Data entries
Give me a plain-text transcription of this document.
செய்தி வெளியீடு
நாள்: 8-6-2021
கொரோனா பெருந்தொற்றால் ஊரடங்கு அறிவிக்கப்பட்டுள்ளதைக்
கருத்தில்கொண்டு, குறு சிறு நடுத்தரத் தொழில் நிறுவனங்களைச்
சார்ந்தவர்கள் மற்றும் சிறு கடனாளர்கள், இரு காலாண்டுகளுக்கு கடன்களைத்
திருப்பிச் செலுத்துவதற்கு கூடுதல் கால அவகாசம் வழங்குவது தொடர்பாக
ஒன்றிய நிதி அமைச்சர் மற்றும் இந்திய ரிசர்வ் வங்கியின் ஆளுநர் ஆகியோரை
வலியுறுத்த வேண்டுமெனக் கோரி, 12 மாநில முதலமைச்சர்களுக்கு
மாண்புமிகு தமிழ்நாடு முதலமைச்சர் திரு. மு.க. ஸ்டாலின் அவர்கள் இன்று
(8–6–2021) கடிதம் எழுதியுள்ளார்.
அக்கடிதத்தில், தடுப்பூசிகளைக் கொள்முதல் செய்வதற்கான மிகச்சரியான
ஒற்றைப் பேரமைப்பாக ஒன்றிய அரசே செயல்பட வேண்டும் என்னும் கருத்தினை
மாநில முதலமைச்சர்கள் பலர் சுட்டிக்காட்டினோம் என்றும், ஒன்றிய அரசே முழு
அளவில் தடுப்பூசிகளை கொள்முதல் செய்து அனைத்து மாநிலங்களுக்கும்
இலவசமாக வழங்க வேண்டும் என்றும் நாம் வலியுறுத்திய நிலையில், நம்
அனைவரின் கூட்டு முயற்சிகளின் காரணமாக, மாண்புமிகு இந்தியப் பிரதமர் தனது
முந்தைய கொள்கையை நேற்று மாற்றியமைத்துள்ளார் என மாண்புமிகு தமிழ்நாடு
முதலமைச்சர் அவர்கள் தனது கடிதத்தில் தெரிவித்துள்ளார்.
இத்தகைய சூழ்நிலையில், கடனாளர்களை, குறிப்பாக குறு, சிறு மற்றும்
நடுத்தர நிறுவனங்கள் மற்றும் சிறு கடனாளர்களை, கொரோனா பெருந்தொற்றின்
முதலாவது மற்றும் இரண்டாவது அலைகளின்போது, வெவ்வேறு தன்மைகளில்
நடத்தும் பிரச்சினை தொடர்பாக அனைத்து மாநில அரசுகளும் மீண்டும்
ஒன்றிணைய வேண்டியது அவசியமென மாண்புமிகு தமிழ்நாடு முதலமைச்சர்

### Exercise goal
Write an exact transcription of every entry above.

### Response to the task
Give me a plain-text transcription of this document.
செய்தி வெளியீடு
நாள்: 8-6-2021
கொரோனா பெருந்தொற்றால் ஊரடங்கு அறிவிக்கப்பட்டுள்ளதைக்
கருத்தில்கொண்டு, குறு சிறு நடுத்தரத் தொழில் நிறுவனங்களைச்
சார்ந்தவர்கள் மற்றும் சிறு கடனாளர்கள், இரு காலாண்டுகளுக்கு கடன்களைத்
திருப்பிச் செலுத்துவதற்கு கூடுதல் கால அவகாசம் வழங்குவது தொடர்பாக
ஒன்றிய நிதி அமைச்சர் மற்றும் இந்திய ரிசர்வ் வங்கியின் ஆளுநர் ஆகியோரை
வலியுறுத்த வேண்டுமெனக் கோரி, 12 மாநில முதலமைச்சர்களுக்கு
மாண்புமிகு தமிழ்நாடு முதலமைச்சர் திரு. மு.க. ஸ்டாலின் அவர்கள் இன்று
(8–6–2021) கடிதம் எழுதியுள்ளார்.
அக்கடிதத்தில், தடுப்பூசிகளைக் கொள்முதல் செய்வதற்கான மிகச்சரியான
ஒற்றைப் பேரமைப்பாக ஒன்றிய அரசே செயல்பட வேண்டும் என்னும் கருத்தினை
மாநில முதலமைச்சர்கள் பலர் சுட்டிக்காட்டினோம் என்றும், ஒன்றிய அரசே முழு
அளவில் தடுப்பூசிகளை கொள்முதல் செய்து அனைத்து மாநிலங்களுக்கும்
இலவசமாக வழங்க வேண்டும் என்றும் நாம் வலியுறுத்திய நிலையில், நம்
அனைவரின் கூட்டு முயற்சிகளின் காரணமாக, மாண்புமிகு இந்தியப் பிரதமர் தனது
முந்தைய கொள்கையை நேற்று மாற்றியமைத்துள்ளார் என மாண்புமிகு தமிழ்நாடு
முதலமைச்சர் அவர்கள் தனது கடிதத்தில் தெரிவித்துள்ளார்.
இத்தகைய சூழ்நிலையில், கடனாளர்களை, குறிப்பாக குறு, சிறு மற்றும்
நடுத்தர நிறுவனங்கள் மற்றும் சிறு கடனாளர்களை, கொரோனா பெருந்தொற்றின்
முதலாவது மற்றும் இரண்டாவது அலைகளின்போது, வெவ்வேறு தன்மைகளில்
நடத்தும் பிரச்சினை தொடர்பாக அனைத்து மாநில அரசுகளும் மீண்டும்
ஒன்றிணைய வேண்டியது அவசியமென மாண்புமிகு தமிழ்நாடு முதலமைச்சர்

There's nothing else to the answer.